The data
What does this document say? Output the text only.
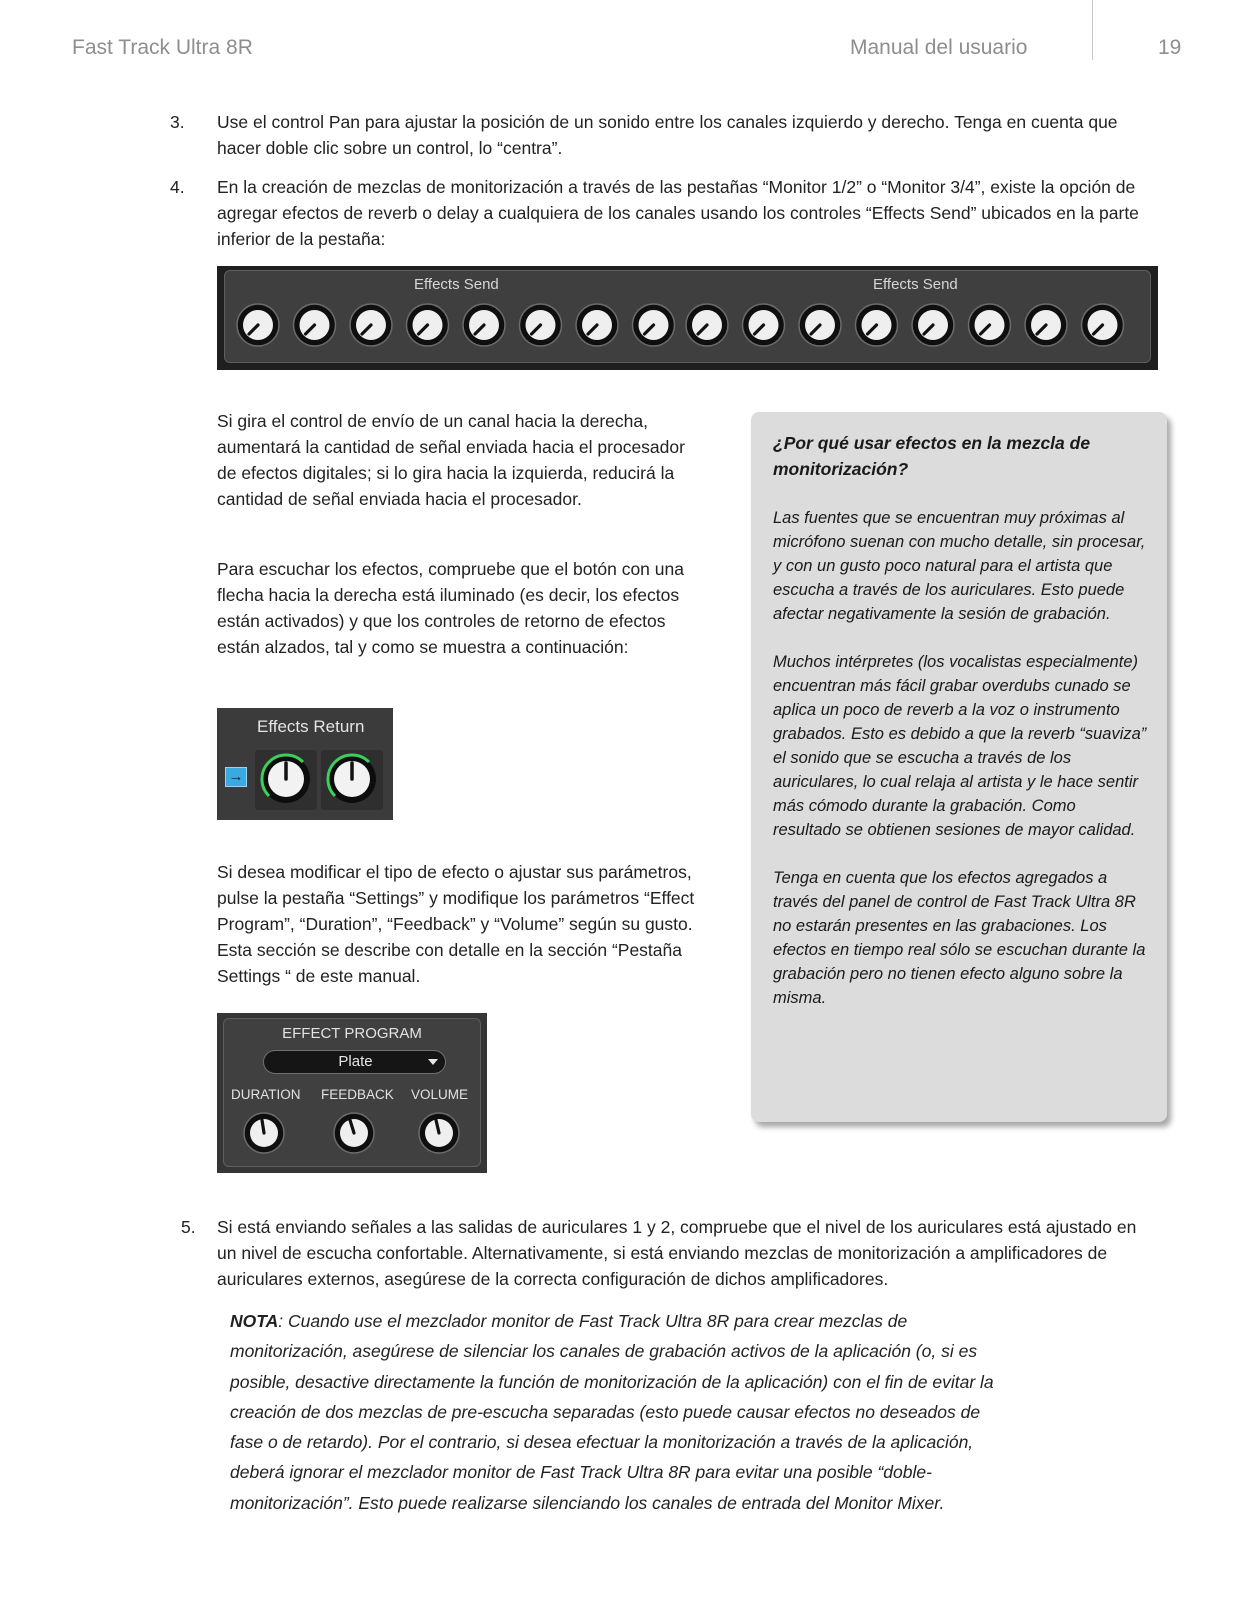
Fast Track Ultra 8R	Manual del usuario	19
3. Use el control Pan para ajustar la posición de un sonido entre los canales izquierdo y derecho. Tenga en cuenta que hacer doble clic sobre un control, lo “centra”.
4. En la creación de mezclas de monitorización a través de las pestañas “Monitor 1/2” o “Monitor 3/4”, existe la opción de agregar efectos de reverb o delay a cualquiera de los canales usando los controles “Effects Send” ubicados en la parte inferior de la pestaña:
Effects Send	Effects Send

Si gira el control de envío de un canal hacia la derecha, aumentará la cantidad de señal enviada hacia el procesador de efectos digitales; si lo gira hacia la izquierda, reducirá la cantidad de señal enviada hacia el procesador.

Para escuchar los efectos, compruebe que el botón con una flecha hacia la derecha está iluminado (es decir, los efectos están activados) y que los controles de retorno de efectos están alzados, tal y como se muestra a continuación:

Effects Return
→

Si desea modificar el tipo de efecto o ajustar sus parámetros, pulse la pestaña “Settings” y modifique los parámetros “Effect Program”, “Duration”, “Feedback” y “Volume” según su gusto. Esta sección se describe con detalle en la sección “Pestaña Settings “ de este manual.

EFFECT PROGRAM
Plate
DURATION FEEDBACK VOLUME
¿Por qué usar efectos en la mezcla de monitorización?

Las fuentes que se encuentran muy próximas al micrófono suenan con mucho detalle, sin procesar, y con un gusto poco natural para el artista que escucha a través de los auriculares. Esto puede afectar negativamente la sesión de grabación.

Muchos intérpretes (los vocalistas especialmente) encuentran más fácil grabar overdubs cunado se aplica un poco de reverb a la voz o instrumento grabados. Esto es debido a que la reverb “suaviza” el sonido que se escucha a través de los auriculares, lo cual relaja al artista y le hace sentir más cómodo durante la grabación. Como resultado se obtienen sesiones de mayor calidad.

Tenga en cuenta que los efectos agregados a través del panel de control de Fast Track Ultra 8R no estarán presentes en las grabaciones. Los efectos en tiempo real sólo se escuchan durante la grabación pero no tienen efecto alguno sobre la misma.

5. Si está enviando señales a las salidas de auriculares 1 y 2, compruebe que el nivel de los auriculares está ajustado en un nivel de escucha confortable. Alternativamente, si está enviando mezclas de monitorización a amplificadores de auriculares externos, asegúrese de la correcta configuración de dichos amplificadores.

NOTA: Cuando use el mezclador monitor de Fast Track Ultra 8R para crear mezclas de monitorización, asegúrese de silenciar los canales de grabación activos de la aplicación (o, si es posible, desactive directamente la función de monitorización de la aplicación) con el fin de evitar la creación de dos mezclas de pre-escucha separadas (esto puede causar efectos no deseados de fase o de retardo). Por el contrario, si desea efectuar la monitorización a través de la aplicación, deberá ignorar el mezclador monitor de Fast Track Ultra 8R para evitar una posible “doble-monitorización”. Esto puede realizarse silenciando los canales de entrada del Monitor Mixer.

Direction
Copy out each line of the data containing the string "durante".

The answer
Muchos intérpretes (los vocalistas especialmente) encuentran más fácil grabar overdubs cunado se aplica un poco de reverb a la voz o instrumento grabados. Esto es debido a que la reverb “suaviza” el sonido que se escucha a través de los auriculares, lo cual relaja al artista y le hace sentir más cómodo durante la grabación. Como resultado se obtienen sesiones de mayor calidad.
Tenga en cuenta que los efectos agregados a través del panel de control de Fast Track Ultra 8R no estarán presentes en las grabaciones. Los efectos en tiempo real sólo se escuchan durante la grabación pero no tienen efecto alguno sobre la misma.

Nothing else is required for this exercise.